Set problem A:
Copy the rows below word for word, from the first row through the line that contains "line-number: 16 — [6, 230, 22, 245]", including both ends.

Provided text:
--- Start ---
Divorce can be complicated – but when a business is involved, it is practically guaranteed. You may be working with your ex for the company’s foreseeable future, or you could be fighting through a preliminary hearing and costly litigation to keep it from being sold. For this reason, it’s important to consider how your marriage and a divorce could affect business. An experienced San Diego divorce lawyer can help you protect your business while going through a divorce.
In California, companies can be considered community property. They may be totaled with all other assets and divided evenly between spouses. When a business is involved, this includes anticipating future growth and the time and energy both parties contributed to its success. Courts even account for the toll running a business takes on a family. If your separation goes before a judge, he or she could assign total control of the company to your partner. However, you can preserve your enterprise and protect your financial future by taking some initiative.
Working with a San Diego prenuptial and postnuptial agreement lawyer can help you define a business as a separate asset outside of your marriage. There are some issues that may dissolve these agreements, however. You can further protect your company by:
- Creating a trust. If you do not personally own the business, it cannot be included as a marital asset.
- Buying insurance. Insurance provides cash value over time. If you do have to cover a spouse’s share of the business after a divorce, you can liquidate insurance funds to offset these costs.
- Drafting a buy-sell agreement. These contracts define what happens to a business if an owner dies, goes bankrupt, sells the enterprise, or divorces.
Getting these documents squared away is a good start, but there’s more you can do within your business to keep it intact through a divorce.
Separate Your Business and Family Finances
Preemptive actions can protect your enterprise from issues that may surface once divorce proceedings start. Judges account for the burden a business takes on your family, but you can minimize this by keeping thorough records and clearly separating business and family expenses. Do this by:
- Paying business expenses with business finances; do not dip into personal family funds to pay for company trips or equipment.
- Paying yourself well. The more your family is involved with the business, the more likely your spouse can claim he or she is entitled to company assets. Giving yourself a smaller salary negatively affects your family’s quality of life. This could influence the court’s decision.
--- End ---
Set problem B:
Put this sentence from the text on divorce and business into Spanish: "Insurance provides cash value over time."

Data listing:
--- Start ---
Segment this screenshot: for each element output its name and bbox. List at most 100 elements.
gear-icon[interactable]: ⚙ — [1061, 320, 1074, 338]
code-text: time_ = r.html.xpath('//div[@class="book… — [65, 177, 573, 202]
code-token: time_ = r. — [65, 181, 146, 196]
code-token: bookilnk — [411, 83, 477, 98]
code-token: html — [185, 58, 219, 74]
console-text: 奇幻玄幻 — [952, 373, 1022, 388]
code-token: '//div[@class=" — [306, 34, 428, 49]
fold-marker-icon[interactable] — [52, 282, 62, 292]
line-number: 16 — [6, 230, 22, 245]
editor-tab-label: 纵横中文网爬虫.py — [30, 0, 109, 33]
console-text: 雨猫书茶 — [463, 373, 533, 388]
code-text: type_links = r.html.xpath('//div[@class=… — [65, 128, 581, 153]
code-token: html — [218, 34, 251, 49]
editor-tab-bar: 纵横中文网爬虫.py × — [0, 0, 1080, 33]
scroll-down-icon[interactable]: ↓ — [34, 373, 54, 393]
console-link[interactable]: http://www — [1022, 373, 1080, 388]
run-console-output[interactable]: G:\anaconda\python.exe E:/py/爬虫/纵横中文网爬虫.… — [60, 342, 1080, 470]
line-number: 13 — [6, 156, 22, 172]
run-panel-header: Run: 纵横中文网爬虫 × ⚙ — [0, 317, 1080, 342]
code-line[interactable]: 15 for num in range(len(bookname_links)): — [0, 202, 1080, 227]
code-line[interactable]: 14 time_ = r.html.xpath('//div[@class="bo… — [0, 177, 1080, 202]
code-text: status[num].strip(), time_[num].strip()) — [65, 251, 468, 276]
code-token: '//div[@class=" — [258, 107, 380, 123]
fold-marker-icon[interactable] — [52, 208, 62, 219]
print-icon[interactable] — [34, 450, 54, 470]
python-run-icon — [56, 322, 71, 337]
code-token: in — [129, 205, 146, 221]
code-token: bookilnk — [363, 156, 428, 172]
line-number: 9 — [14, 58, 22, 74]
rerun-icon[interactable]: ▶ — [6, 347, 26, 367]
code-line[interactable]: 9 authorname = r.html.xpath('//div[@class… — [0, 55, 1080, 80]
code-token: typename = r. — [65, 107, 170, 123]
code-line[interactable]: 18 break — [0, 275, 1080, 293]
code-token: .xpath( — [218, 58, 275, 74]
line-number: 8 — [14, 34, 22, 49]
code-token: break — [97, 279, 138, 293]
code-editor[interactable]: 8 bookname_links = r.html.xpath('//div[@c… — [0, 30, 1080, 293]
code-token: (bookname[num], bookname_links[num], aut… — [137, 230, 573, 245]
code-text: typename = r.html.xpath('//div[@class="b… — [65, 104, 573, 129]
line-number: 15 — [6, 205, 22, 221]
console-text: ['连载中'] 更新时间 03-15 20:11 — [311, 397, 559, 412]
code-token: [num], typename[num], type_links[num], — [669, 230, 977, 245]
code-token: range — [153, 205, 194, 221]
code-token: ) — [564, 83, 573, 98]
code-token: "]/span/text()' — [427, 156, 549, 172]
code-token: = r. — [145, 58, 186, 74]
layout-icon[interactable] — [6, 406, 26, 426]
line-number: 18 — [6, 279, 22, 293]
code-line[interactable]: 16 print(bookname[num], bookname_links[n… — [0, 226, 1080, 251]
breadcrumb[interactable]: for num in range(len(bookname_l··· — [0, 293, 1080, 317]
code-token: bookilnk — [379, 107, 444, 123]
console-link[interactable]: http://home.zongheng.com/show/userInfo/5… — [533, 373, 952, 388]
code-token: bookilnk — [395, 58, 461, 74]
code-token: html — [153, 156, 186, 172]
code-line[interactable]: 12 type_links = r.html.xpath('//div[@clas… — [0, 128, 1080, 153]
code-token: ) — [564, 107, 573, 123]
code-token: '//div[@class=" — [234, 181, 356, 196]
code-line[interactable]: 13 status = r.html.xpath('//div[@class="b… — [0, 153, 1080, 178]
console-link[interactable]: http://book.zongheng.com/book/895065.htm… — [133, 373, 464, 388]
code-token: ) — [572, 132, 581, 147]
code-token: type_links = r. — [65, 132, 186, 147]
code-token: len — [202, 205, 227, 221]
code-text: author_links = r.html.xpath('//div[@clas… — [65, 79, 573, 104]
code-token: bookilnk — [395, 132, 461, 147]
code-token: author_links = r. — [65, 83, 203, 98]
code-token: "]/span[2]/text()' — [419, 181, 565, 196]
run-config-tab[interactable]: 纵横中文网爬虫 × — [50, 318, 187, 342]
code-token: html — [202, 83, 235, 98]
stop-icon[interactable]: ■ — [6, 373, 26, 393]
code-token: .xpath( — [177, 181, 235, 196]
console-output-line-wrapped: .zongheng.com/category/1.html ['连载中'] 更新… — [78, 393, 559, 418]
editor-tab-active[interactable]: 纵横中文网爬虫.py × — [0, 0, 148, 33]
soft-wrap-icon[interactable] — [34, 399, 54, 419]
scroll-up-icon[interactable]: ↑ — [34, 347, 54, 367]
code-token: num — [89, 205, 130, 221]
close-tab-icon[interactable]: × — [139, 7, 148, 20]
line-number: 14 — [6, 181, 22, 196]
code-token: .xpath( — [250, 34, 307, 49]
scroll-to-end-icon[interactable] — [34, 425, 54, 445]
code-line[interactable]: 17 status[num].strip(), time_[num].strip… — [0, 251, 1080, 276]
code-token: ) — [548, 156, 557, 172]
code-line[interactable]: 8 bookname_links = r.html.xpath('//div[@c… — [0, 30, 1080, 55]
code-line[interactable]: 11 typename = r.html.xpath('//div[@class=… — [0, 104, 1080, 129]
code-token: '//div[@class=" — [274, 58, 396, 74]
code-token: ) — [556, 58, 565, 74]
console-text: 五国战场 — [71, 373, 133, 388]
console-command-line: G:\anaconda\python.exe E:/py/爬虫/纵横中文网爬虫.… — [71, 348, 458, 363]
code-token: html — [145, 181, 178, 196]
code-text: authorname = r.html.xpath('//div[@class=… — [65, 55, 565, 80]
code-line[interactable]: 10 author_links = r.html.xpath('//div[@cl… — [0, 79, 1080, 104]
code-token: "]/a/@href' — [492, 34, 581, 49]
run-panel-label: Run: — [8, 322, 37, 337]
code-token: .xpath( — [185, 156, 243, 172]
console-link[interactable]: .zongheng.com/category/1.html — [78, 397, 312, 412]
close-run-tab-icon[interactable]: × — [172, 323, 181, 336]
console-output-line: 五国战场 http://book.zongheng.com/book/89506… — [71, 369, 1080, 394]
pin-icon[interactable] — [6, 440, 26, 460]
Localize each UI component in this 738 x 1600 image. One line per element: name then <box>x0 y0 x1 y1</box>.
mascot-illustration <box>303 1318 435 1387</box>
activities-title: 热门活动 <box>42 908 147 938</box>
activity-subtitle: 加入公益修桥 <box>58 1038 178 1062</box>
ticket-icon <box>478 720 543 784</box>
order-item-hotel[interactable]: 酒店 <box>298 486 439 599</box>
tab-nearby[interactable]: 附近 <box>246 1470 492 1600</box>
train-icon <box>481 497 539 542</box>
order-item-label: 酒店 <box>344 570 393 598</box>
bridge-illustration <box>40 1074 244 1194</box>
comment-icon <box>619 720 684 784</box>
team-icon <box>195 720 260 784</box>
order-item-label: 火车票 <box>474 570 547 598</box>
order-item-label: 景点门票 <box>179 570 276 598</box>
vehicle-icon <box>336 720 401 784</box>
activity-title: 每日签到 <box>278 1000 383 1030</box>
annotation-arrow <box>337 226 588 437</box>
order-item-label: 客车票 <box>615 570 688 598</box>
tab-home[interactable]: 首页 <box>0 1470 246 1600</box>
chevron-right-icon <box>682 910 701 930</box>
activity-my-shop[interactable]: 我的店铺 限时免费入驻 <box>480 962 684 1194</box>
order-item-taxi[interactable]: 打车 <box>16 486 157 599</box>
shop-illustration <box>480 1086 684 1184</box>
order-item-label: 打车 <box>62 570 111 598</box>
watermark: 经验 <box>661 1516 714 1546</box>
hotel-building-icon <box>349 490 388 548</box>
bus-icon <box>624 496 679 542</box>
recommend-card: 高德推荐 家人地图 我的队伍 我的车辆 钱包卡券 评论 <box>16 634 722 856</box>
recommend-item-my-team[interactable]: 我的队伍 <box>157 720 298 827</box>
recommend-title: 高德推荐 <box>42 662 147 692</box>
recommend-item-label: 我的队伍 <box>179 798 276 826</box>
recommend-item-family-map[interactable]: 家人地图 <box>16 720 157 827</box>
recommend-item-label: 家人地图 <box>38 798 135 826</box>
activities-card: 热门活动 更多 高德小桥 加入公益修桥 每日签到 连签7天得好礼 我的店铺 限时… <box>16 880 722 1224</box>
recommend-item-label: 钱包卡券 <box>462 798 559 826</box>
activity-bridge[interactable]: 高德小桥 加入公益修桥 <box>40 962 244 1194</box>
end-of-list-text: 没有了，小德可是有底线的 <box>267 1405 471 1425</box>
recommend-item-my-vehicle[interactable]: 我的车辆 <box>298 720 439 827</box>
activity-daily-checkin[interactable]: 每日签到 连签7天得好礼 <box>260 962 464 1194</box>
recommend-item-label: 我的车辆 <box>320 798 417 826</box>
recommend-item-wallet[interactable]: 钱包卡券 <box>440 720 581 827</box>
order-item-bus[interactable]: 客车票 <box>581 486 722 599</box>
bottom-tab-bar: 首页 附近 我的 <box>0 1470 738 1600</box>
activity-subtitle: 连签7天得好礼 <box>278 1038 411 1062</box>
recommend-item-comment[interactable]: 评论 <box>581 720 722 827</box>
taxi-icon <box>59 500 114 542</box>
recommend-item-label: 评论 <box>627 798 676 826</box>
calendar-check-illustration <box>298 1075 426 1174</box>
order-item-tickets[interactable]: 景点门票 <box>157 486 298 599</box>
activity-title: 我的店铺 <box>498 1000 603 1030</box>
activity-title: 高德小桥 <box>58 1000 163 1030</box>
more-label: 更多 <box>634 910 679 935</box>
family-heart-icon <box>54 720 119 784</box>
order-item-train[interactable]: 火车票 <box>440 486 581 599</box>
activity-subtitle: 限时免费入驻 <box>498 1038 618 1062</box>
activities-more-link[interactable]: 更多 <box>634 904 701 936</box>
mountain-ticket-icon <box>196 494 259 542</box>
--- End ---
Complete answer A:
Segment this screenshot: for each element output its name and bbox. List at most 100 elements.
gear-icon[interactable]: ⚙ — [1061, 320, 1074, 338]
code-text: time_ = r.html.xpath('//div[@class="book… — [65, 177, 573, 202]
code-token: time_ = r. — [65, 181, 146, 196]
code-token: bookilnk — [411, 83, 477, 98]
code-token: html — [185, 58, 219, 74]
console-text: 奇幻玄幻 — [952, 373, 1022, 388]
code-token: '//div[@class=" — [306, 34, 428, 49]
fold-marker-icon[interactable] — [52, 282, 62, 292]
line-number: 16 — [6, 230, 22, 245]

Complete answer B:
El seguro proporciona valor en efectivo con el tiempo.